Items from a data source:
^^^^

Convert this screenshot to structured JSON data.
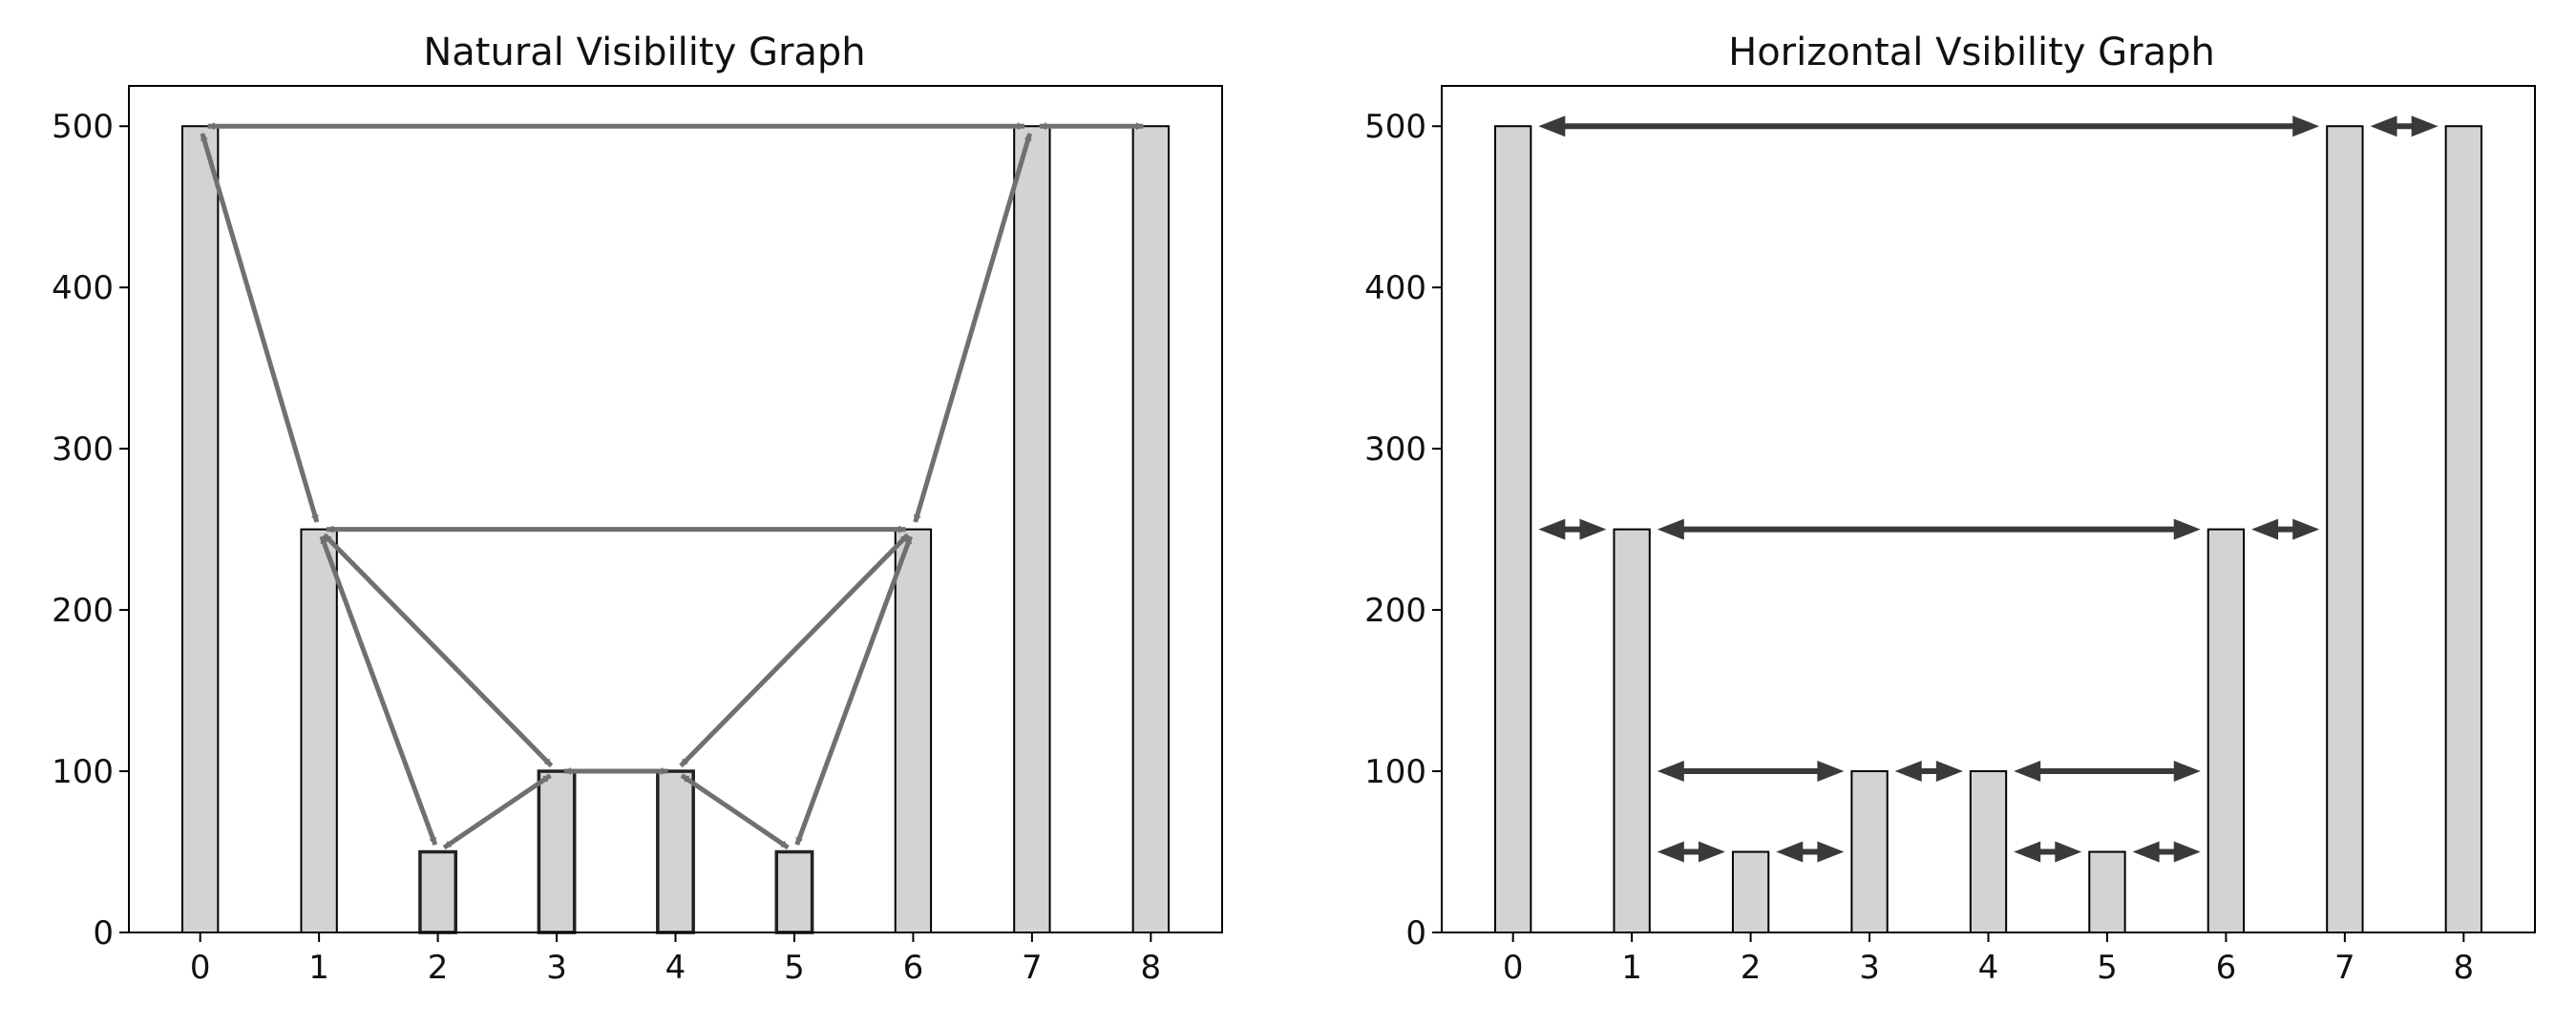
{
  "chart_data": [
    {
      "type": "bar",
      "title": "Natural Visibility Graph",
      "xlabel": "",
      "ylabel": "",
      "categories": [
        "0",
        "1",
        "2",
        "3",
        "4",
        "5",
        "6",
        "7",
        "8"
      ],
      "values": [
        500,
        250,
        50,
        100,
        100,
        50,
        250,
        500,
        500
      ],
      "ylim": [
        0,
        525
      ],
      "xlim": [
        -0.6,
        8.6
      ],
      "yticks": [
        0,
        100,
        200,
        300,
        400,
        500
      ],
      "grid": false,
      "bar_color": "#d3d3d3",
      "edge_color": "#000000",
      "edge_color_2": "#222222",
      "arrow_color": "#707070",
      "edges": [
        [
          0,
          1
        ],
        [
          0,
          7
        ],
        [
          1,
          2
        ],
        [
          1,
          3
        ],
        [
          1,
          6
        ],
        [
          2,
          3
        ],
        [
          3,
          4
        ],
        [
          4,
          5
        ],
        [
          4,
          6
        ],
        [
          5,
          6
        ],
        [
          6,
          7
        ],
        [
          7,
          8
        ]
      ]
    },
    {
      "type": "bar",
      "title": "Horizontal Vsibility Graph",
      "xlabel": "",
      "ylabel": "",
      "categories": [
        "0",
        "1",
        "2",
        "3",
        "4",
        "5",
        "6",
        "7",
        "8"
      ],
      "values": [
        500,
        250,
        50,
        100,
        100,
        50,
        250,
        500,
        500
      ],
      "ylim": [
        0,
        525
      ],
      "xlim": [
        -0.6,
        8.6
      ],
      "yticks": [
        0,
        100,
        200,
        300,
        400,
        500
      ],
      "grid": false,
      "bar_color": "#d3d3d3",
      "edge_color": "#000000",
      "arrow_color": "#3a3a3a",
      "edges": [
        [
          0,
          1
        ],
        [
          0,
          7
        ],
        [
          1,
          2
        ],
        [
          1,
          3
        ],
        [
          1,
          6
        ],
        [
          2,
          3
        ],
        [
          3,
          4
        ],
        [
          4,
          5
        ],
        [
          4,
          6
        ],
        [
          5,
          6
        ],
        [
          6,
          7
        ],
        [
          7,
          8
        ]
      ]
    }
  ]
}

^^^^

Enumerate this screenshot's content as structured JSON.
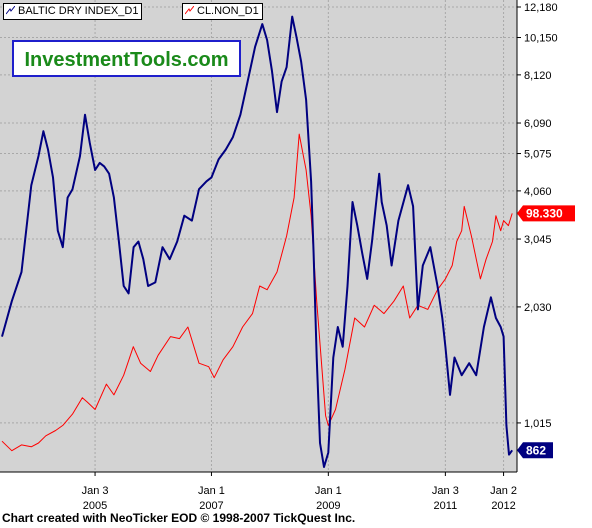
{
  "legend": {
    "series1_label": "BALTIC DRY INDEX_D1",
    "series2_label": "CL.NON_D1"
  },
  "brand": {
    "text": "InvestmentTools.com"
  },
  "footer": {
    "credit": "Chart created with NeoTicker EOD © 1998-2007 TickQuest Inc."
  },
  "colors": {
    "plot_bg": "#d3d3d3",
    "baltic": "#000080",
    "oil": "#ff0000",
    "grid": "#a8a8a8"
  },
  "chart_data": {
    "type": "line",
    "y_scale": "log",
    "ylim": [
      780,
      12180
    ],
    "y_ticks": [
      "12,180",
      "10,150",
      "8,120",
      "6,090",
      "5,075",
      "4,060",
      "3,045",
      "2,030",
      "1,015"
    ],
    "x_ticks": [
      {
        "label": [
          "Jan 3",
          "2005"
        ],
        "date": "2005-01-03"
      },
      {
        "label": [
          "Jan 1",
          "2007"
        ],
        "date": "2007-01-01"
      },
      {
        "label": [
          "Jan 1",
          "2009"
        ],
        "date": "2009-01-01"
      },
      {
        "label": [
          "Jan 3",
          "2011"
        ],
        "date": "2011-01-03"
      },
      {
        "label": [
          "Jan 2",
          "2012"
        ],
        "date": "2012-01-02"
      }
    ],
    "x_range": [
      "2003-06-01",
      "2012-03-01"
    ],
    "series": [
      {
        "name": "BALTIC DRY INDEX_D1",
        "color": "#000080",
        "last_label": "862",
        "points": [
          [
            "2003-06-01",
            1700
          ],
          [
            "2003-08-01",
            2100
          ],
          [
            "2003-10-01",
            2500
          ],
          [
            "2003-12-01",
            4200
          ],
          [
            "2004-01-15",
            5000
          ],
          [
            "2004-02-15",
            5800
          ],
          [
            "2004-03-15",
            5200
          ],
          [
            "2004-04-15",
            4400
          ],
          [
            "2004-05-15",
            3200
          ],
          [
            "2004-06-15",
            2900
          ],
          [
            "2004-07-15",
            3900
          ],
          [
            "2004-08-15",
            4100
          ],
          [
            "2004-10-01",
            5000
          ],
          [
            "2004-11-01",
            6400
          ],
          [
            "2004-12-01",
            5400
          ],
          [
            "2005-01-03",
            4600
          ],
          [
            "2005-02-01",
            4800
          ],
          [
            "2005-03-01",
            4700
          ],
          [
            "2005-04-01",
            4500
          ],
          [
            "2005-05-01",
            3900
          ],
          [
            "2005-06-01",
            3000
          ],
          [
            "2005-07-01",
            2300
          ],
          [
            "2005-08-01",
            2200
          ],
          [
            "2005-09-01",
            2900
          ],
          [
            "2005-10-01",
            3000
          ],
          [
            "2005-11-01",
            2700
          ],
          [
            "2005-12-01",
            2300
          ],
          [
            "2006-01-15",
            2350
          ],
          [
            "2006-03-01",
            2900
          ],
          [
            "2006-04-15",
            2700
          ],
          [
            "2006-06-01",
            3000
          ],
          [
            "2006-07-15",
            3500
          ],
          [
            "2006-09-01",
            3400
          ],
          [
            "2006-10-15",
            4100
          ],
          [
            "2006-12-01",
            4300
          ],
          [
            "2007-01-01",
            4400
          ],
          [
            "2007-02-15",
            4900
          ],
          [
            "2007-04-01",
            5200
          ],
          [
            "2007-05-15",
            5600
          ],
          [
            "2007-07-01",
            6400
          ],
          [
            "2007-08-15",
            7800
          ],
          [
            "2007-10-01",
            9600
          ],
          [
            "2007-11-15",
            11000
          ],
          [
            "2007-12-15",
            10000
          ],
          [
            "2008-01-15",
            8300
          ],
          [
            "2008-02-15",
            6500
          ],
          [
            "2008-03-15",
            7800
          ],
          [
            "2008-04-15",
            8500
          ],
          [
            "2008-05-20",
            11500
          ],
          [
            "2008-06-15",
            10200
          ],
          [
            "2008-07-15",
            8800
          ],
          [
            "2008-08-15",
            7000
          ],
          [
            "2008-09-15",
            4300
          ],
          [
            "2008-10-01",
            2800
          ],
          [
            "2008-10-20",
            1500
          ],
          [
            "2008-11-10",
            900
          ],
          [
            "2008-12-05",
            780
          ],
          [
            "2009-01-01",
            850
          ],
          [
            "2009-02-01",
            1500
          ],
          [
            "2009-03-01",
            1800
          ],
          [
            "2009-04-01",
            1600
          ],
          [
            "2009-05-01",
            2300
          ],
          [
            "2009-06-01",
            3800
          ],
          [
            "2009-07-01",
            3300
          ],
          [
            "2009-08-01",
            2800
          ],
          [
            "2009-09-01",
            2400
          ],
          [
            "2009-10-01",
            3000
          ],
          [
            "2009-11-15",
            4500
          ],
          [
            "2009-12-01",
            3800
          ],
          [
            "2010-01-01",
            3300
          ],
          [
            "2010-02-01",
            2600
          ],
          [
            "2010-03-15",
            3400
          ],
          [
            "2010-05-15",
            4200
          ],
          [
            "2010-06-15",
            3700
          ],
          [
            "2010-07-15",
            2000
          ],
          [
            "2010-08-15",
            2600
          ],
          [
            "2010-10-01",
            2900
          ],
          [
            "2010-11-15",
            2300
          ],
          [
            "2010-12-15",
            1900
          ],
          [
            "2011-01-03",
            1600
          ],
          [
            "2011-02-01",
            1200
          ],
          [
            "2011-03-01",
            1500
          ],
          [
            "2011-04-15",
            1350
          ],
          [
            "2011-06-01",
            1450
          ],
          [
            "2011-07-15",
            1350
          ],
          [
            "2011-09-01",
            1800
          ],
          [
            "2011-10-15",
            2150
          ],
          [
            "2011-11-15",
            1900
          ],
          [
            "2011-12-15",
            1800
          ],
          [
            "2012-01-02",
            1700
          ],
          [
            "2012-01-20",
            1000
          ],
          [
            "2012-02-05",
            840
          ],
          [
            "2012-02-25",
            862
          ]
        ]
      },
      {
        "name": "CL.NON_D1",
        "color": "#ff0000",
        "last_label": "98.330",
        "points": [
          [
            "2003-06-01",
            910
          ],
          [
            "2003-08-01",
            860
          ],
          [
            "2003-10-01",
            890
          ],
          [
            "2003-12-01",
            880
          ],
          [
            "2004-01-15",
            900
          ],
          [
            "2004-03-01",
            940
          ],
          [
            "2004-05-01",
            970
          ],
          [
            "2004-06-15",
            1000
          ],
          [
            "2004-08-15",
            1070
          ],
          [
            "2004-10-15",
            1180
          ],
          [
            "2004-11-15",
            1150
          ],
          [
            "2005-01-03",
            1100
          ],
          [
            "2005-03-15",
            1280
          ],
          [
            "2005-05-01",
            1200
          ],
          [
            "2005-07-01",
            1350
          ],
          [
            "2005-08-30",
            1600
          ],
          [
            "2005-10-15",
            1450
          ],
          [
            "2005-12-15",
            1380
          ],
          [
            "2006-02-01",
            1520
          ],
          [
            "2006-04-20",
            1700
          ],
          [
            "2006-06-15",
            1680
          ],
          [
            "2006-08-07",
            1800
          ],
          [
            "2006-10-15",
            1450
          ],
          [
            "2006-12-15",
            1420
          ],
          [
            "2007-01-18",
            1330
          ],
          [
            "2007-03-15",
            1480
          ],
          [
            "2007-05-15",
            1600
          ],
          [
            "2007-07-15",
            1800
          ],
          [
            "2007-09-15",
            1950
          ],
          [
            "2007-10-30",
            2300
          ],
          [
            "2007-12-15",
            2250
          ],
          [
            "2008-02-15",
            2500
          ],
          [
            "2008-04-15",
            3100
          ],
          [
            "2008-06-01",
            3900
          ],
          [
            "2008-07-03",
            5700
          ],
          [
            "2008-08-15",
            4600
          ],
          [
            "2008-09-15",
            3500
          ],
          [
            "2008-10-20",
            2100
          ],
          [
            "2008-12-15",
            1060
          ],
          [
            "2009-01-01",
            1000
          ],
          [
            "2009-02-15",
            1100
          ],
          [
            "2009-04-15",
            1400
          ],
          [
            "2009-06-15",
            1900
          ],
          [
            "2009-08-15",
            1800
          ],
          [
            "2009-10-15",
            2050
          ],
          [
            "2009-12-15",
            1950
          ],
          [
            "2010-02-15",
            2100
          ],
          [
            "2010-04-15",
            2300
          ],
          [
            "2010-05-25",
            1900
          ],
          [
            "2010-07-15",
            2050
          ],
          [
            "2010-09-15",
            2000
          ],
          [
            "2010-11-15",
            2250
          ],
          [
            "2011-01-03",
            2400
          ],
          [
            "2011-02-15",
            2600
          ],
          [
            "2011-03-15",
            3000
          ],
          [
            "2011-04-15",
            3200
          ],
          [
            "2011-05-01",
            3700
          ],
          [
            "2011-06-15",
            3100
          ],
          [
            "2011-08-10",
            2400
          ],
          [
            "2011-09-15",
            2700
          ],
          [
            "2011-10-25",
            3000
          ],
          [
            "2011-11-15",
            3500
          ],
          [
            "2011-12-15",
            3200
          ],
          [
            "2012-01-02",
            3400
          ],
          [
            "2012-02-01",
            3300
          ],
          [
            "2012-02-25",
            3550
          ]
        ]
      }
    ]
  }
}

^^^^

PROBLEM REQUIREMENTS:
Locate all lines holding the word "screenshot", then copy them out.

ANSWER TO THE EXERCISE:
Convert this screenshot to structured JSON data.
Enumerate this screenshot's content as structured JSON.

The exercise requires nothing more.